### Information given ###
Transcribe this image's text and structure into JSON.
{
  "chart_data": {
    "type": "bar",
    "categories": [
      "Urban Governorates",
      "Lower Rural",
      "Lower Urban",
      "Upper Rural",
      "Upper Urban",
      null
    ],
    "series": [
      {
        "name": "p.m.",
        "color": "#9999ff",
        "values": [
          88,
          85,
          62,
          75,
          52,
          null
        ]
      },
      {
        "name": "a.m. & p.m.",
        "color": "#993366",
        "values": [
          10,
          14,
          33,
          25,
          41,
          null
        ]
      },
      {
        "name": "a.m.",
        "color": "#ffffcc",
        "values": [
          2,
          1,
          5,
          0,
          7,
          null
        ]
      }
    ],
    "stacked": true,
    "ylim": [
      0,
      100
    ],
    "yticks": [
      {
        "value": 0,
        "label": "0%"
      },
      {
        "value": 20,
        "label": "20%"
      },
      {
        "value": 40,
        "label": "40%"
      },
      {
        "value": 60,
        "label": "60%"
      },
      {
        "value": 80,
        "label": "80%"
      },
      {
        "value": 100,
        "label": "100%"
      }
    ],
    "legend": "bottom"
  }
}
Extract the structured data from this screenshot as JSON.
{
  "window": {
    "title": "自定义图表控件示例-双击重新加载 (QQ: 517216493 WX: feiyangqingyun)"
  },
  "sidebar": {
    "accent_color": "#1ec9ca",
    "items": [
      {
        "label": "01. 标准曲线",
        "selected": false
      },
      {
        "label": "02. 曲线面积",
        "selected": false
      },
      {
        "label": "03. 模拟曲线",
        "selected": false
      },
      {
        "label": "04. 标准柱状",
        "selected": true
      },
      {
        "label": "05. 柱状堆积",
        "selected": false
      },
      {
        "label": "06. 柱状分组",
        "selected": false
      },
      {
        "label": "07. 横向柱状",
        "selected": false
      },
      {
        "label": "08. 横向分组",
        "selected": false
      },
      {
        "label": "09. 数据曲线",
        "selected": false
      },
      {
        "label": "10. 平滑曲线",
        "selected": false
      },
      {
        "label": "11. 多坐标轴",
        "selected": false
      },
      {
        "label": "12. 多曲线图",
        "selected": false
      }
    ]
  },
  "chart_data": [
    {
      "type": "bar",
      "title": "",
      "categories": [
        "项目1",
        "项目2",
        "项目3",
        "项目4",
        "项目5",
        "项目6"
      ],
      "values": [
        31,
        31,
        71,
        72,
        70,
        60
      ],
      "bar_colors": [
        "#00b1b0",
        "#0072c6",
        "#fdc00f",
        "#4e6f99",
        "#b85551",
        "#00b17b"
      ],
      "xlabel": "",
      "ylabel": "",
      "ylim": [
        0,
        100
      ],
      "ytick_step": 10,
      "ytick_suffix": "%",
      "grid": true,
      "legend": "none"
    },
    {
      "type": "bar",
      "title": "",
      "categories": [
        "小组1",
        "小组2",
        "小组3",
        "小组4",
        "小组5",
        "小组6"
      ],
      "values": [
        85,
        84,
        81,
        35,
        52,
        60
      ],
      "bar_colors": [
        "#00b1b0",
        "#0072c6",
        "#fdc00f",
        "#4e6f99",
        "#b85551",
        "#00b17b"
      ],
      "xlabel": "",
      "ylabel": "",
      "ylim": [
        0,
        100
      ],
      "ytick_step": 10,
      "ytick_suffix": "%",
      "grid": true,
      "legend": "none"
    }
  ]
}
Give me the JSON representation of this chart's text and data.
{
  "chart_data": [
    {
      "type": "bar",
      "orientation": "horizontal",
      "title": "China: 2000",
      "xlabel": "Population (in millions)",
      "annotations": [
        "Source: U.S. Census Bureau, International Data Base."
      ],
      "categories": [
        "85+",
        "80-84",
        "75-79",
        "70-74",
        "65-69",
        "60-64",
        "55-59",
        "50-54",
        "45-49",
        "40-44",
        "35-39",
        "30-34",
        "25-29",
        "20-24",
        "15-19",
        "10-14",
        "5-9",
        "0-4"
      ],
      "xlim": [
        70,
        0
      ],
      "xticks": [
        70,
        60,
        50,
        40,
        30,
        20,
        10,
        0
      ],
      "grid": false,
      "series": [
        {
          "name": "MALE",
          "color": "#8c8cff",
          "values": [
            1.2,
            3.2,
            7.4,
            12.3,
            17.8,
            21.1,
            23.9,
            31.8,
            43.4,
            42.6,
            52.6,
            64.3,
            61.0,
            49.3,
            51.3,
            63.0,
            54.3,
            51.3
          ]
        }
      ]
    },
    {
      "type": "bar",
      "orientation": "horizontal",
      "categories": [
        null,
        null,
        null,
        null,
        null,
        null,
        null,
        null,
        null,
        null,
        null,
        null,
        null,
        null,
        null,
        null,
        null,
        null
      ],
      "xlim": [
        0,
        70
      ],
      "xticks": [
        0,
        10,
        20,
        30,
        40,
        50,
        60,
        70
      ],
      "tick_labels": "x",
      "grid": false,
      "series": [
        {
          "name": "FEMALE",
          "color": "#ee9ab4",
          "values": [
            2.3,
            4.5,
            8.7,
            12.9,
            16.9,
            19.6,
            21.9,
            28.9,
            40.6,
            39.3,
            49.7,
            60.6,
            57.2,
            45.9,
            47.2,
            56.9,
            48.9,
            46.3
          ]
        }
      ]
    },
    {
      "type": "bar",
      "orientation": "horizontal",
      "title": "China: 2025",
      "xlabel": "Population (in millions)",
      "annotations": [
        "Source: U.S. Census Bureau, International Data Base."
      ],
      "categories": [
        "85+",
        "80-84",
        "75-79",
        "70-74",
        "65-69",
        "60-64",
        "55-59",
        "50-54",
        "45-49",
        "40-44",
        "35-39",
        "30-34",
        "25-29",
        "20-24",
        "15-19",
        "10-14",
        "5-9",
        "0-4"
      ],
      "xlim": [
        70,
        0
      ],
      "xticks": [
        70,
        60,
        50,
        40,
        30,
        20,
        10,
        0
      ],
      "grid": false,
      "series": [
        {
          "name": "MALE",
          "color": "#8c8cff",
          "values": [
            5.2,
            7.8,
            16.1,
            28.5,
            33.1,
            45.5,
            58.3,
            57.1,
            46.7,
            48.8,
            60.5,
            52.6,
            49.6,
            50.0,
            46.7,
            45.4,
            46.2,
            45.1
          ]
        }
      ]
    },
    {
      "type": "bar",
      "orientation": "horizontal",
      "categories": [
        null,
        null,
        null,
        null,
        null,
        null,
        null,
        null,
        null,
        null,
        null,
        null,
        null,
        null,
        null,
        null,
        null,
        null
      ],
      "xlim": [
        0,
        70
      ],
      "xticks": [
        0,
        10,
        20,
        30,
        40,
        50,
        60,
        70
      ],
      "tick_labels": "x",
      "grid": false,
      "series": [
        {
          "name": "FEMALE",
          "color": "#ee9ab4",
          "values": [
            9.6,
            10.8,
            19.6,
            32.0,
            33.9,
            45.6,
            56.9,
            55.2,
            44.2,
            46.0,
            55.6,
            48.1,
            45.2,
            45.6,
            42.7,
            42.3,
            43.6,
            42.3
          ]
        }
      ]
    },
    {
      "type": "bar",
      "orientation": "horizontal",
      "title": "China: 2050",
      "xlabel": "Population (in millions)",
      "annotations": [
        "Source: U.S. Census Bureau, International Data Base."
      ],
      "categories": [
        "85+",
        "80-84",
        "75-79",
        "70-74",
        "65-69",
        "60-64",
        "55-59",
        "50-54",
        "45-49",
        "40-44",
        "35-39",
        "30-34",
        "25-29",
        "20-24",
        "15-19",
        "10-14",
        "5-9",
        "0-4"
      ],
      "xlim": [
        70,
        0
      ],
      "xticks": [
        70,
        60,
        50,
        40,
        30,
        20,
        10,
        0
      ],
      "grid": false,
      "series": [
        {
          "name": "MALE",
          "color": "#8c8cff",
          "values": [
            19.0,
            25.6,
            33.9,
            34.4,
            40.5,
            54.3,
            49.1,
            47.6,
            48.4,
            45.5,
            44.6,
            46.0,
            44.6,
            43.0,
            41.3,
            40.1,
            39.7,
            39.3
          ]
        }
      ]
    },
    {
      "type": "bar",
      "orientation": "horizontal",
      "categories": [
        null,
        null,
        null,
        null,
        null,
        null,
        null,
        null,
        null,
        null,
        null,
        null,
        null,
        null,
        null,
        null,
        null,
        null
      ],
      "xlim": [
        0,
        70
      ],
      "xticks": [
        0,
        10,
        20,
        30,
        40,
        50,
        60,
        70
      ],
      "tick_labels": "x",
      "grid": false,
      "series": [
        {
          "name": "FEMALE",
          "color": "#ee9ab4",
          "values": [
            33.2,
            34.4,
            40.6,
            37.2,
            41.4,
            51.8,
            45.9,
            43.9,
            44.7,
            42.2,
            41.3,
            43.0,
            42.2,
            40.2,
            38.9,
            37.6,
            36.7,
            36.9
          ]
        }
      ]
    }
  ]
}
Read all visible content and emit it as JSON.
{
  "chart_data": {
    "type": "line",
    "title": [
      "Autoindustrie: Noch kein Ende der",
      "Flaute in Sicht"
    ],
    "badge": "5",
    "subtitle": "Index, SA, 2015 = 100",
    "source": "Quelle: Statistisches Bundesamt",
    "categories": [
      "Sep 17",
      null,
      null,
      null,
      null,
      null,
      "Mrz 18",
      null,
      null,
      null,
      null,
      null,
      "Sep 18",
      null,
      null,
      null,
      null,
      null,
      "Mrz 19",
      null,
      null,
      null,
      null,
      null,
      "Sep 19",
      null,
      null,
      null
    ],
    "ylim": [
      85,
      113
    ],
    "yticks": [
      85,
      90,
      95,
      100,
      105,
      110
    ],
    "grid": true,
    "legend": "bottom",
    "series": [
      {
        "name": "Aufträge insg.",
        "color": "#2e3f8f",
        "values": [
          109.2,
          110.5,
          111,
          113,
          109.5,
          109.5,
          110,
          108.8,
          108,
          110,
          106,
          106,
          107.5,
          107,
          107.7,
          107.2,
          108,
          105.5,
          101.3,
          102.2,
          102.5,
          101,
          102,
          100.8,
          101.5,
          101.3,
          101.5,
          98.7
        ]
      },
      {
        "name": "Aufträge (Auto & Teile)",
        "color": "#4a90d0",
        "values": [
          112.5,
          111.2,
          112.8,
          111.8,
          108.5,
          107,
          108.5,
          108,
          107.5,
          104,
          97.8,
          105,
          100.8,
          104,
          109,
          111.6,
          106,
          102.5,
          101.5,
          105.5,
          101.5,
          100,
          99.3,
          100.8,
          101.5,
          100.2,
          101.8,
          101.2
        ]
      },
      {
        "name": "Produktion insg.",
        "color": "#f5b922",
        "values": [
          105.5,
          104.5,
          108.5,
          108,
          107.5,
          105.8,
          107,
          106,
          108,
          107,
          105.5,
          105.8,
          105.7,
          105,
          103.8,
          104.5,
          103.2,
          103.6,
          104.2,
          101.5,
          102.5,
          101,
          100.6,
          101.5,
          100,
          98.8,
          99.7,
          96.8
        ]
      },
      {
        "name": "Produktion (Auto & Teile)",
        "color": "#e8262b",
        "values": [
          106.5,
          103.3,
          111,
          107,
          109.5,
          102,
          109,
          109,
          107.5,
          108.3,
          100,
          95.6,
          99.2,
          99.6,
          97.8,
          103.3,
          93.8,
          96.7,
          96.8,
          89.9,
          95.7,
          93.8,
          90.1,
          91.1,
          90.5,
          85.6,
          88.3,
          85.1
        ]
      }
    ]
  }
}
###
• [What this task involves]: Scan the entries above and work out how many lines include the word "insg"; the reply is that number alone.

• [Result]: 2